### INSTRUCTIONS TO FOLLOW
Copy out the entries exactly, from the first line to the last.

-=-=-

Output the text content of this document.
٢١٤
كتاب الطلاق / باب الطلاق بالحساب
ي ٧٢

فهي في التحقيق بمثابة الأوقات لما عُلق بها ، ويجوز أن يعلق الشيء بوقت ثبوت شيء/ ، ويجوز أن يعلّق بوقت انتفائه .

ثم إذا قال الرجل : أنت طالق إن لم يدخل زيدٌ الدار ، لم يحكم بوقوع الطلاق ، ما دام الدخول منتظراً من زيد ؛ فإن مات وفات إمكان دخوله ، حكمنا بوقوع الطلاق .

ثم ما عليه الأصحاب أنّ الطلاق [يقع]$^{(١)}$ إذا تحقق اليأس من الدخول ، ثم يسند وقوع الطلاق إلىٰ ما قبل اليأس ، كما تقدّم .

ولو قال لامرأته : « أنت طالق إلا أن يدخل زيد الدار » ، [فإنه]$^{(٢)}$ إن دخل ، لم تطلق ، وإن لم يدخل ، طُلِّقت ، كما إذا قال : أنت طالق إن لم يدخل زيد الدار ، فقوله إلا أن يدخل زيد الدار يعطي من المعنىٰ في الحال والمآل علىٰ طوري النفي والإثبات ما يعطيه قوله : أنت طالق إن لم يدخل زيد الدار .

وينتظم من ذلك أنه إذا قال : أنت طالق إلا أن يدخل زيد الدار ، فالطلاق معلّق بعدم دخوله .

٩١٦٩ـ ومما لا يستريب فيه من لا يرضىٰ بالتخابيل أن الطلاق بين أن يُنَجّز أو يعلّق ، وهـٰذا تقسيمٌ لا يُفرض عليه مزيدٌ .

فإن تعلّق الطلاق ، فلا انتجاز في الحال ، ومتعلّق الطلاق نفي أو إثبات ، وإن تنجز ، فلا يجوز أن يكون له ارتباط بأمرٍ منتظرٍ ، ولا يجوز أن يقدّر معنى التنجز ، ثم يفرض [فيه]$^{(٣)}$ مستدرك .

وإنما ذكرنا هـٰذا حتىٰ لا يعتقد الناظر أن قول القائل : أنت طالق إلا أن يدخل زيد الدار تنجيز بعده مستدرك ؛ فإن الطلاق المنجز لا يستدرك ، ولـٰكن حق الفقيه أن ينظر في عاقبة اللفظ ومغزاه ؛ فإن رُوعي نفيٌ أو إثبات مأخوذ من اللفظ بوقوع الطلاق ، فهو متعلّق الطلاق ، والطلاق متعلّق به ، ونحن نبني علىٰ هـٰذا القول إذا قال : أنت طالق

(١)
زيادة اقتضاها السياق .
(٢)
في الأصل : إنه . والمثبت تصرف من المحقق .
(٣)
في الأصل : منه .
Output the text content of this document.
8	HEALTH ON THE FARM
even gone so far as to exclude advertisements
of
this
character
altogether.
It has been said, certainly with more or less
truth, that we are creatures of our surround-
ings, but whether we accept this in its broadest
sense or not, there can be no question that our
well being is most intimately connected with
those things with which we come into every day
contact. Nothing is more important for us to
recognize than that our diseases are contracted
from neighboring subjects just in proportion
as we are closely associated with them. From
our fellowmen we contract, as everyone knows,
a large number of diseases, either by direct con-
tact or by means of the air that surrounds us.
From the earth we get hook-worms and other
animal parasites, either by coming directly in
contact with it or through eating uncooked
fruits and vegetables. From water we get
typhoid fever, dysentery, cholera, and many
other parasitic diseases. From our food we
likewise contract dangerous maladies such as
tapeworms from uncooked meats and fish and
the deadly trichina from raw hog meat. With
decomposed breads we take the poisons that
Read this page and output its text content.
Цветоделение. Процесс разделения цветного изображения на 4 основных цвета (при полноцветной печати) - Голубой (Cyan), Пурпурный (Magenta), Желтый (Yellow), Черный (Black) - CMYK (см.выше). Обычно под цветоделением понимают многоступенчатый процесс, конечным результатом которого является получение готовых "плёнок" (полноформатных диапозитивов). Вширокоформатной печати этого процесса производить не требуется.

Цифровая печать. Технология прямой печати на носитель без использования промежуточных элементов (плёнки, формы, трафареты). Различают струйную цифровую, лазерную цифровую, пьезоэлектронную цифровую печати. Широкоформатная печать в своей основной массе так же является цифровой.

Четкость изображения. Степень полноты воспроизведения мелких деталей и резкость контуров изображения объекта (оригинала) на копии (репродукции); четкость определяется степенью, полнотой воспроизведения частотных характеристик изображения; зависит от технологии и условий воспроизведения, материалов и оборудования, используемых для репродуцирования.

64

-=-=-

### OUTPUT OF THE TASK
Output the text content of this document.
٢١٤
كتاب الطلاق / باب الطلاق بالحساب
ي ٧٢

فهي في التحقيق بمثابة الأوقات لما عُلق بها ، ويجوز أن يعلق الشيء بوقت ثبوت شيء/ ، ويجوز أن يعلّق بوقت انتفائه .

ثم إذا قال الرجل : أنت طالق إن لم يدخل زيدٌ الدار ، لم يحكم بوقوع الطلاق ، ما دام الدخول منتظراً من زيد ؛ فإن مات وفات إمكان دخوله ، حكمنا بوقوع الطلاق .

ثم ما عليه الأصحاب أنّ الطلاق [يقع]$^{(١)}$ إذا تحقق اليأس من الدخول ، ثم يسند وقوع الطلاق إلىٰ ما قبل اليأس ، كما تقدّم .

ولو قال لامرأته : « أنت طالق إلا أن يدخل زيد الدار » ، [فإنه]$^{(٢)}$ إن دخل ، لم تطلق ، وإن لم يدخل ، طُلِّقت ، كما إذا قال : أنت طالق إن لم يدخل زيد الدار ، فقوله إلا أن يدخل زيد الدار يعطي من المعنىٰ في الحال والمآل علىٰ طوري النفي والإثبات ما يعطيه قوله : أنت طالق إن لم يدخل زيد الدار .

وينتظم من ذلك أنه إذا قال : أنت طالق إلا أن يدخل زيد الدار ، فالطلاق معلّق بعدم دخوله .

٩١٦٩ـ ومما لا يستريب فيه من لا يرضىٰ بالتخابيل أن الطلاق بين أن يُنَجّز أو يعلّق ، وهـٰذا تقسيمٌ لا يُفرض عليه مزيدٌ .

فإن تعلّق الطلاق ، فلا انتجاز في الحال ، ومتعلّق الطلاق نفي أو إثبات ، وإن تنجز ، فلا يجوز أن يكون له ارتباط بأمرٍ منتظرٍ ، ولا يجوز أن يقدّر معنى التنجز ، ثم يفرض [فيه]$^{(٣)}$ مستدرك .

وإنما ذكرنا هـٰذا حتىٰ لا يعتقد الناظر أن قول القائل : أنت طالق إلا أن يدخل زيد الدار تنجيز بعده مستدرك ؛ فإن الطلاق المنجز لا يستدرك ، ولـٰكن حق الفقيه أن ينظر في عاقبة اللفظ ومغزاه ؛ فإن رُوعي نفيٌ أو إثبات مأخوذ من اللفظ بوقوع الطلاق ، فهو متعلّق الطلاق ، والطلاق متعلّق به ، ونحن نبني علىٰ هـٰذا القول إذا قال : أنت طالق

(١)
زيادة اقتضاها السياق .
(٢)
في الأصل : إنه . والمثبت تصرف من المحقق .
(٣)
في الأصل : منه .
Output the text content of this document.
8	HEALTH ON THE FARM
even gone so far as to exclude advertisements
of
this
character
altogether.
It has been said, certainly with more or less
truth, that we are creatures of our surround-
ings, but whether we accept this in its broadest
sense or not, there can be no question that our
well being is most intimately connected with
those things with which we come into every day
contact. Nothing is more important for us to
recognize than that our diseases are contracted
from neighboring subjects just in proportion
as we are closely associated with them. From
our fellowmen we contract, as everyone knows,
a large number of diseases, either by direct con-
tact or by means of the air that surrounds us.
From the earth we get hook-worms and other
animal parasites, either by coming directly in
contact with it or through eating uncooked
fruits and vegetables. From water we get
typhoid fever, dysentery, cholera, and many
other parasitic diseases. From our food we
likewise contract dangerous maladies such as
tapeworms from uncooked meats and fish and
the deadly trichina from raw hog meat. With
decomposed breads we take the poisons that
Read this page and output its text content.
Цветоделение. Процесс разделения цветного изображения на 4 основных цвета (при полноцветной печати) - Голубой (Cyan), Пурпурный (Magenta), Желтый (Yellow), Черный (Black) - CMYK (см.выше). Обычно под цветоделением понимают многоступенчатый процесс, конечным результатом которого является получение готовых "плёнок" (полноформатных диапозитивов). Вширокоформатной печати этого процесса производить не требуется.

Цифровая печать. Технология прямой печати на носитель без использования промежуточных элементов (плёнки, формы, трафареты). Различают струйную цифровую, лазерную цифровую, пьезоэлектронную цифровую печати. Широкоформатная печать в своей основной массе так же является цифровой.

Четкость изображения. Степень полноты воспроизведения мелких деталей и резкость контуров изображения объекта (оригинала) на копии (репродукции); четкость определяется степенью, полнотой воспроизведения частотных характеристик изображения; зависит от технологии и условий воспроизведения, материалов и оборудования, используемых для репродуцирования.

64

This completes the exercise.